Aim of the task: Some lines in the listing below may include the string "JSON". How many are there? Give only the number.

Entries provided:
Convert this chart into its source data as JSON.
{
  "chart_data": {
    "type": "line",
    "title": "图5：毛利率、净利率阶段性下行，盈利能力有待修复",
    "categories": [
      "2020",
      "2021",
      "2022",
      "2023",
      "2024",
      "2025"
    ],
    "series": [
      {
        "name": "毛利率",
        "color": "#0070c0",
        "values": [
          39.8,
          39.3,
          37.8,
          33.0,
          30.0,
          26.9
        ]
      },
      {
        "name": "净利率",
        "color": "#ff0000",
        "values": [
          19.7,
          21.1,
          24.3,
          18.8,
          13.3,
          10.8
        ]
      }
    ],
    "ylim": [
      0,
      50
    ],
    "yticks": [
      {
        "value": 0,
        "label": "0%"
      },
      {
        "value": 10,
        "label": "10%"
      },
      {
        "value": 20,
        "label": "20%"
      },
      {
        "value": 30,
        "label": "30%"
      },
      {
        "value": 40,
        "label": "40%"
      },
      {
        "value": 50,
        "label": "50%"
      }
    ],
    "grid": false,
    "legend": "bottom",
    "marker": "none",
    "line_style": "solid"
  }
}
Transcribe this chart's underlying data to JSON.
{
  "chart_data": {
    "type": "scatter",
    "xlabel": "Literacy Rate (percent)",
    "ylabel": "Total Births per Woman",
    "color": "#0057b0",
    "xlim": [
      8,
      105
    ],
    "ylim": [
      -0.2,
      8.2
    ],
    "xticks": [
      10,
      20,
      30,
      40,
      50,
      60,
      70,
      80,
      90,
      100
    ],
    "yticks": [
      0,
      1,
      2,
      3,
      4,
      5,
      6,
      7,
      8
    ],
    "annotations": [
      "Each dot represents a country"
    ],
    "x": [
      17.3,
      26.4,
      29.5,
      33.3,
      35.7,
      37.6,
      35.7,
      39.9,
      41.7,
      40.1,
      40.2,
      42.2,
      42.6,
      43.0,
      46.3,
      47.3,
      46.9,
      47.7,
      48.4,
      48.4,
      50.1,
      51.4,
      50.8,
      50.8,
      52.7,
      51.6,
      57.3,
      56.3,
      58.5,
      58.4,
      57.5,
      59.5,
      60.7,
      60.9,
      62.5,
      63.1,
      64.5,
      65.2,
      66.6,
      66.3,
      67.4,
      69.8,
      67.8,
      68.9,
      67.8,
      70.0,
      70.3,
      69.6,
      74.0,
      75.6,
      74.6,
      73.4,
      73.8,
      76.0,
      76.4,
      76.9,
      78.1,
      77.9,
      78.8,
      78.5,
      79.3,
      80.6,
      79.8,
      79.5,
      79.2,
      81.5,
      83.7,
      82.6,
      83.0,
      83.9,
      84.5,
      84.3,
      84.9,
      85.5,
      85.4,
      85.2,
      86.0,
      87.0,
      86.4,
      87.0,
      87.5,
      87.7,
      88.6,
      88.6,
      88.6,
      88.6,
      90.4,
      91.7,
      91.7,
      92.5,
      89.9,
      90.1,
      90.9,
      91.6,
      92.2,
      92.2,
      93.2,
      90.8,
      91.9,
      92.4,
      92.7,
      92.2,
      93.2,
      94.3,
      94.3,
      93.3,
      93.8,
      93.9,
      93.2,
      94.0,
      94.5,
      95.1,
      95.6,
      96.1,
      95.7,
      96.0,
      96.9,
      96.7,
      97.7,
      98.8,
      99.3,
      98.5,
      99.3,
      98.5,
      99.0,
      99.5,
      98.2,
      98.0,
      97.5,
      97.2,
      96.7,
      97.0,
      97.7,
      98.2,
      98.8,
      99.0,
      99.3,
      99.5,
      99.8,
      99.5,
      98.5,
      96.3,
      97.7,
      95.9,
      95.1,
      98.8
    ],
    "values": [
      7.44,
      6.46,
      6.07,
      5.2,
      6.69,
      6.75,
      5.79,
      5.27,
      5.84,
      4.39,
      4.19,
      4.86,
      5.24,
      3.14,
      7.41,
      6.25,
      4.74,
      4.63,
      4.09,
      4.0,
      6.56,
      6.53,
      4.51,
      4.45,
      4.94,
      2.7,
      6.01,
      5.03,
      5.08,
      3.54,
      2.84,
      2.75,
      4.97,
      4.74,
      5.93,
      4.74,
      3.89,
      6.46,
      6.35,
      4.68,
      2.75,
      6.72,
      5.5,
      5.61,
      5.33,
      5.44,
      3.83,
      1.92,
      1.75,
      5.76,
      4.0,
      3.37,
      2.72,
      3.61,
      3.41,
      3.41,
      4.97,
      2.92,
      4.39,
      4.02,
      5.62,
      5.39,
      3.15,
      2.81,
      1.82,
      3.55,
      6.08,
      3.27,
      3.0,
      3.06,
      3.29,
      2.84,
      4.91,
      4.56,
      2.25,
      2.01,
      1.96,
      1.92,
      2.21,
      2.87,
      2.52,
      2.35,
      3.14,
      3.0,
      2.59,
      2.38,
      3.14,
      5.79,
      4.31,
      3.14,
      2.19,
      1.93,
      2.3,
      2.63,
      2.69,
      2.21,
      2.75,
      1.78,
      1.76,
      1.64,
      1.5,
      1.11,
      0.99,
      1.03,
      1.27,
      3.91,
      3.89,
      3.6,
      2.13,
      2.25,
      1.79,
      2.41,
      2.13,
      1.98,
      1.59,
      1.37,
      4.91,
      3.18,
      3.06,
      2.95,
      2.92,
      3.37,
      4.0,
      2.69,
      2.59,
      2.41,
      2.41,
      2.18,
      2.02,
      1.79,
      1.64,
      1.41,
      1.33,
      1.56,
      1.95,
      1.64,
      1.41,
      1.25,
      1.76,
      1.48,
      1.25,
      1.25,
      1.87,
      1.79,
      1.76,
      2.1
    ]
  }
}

Output: 2